Select and reproduce each line of the listing below that bears the string "role".
──────────────────────────────
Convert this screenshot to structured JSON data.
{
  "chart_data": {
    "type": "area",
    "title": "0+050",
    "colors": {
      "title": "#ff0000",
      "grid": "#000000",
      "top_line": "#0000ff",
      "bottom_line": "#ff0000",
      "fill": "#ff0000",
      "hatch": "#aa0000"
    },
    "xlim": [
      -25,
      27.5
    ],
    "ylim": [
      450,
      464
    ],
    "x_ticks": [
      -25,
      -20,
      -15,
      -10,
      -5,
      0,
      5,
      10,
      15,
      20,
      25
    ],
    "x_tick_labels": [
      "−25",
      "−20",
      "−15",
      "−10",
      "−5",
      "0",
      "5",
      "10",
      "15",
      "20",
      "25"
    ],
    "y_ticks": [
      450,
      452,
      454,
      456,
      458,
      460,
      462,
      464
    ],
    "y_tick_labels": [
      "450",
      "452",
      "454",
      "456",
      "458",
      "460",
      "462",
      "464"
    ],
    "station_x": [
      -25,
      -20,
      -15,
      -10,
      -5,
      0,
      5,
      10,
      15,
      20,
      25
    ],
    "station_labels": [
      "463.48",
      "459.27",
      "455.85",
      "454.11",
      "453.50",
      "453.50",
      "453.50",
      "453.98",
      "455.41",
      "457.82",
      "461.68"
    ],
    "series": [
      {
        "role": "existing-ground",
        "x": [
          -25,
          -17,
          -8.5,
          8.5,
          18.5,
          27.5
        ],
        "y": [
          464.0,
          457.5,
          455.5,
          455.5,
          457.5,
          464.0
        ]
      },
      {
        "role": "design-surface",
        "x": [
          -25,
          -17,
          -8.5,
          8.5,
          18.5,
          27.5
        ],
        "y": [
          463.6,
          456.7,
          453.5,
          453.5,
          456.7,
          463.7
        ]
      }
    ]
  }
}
──────────────────────────────
**Task answer**.
        "role": "existing-ground",
        "role": "design-surface",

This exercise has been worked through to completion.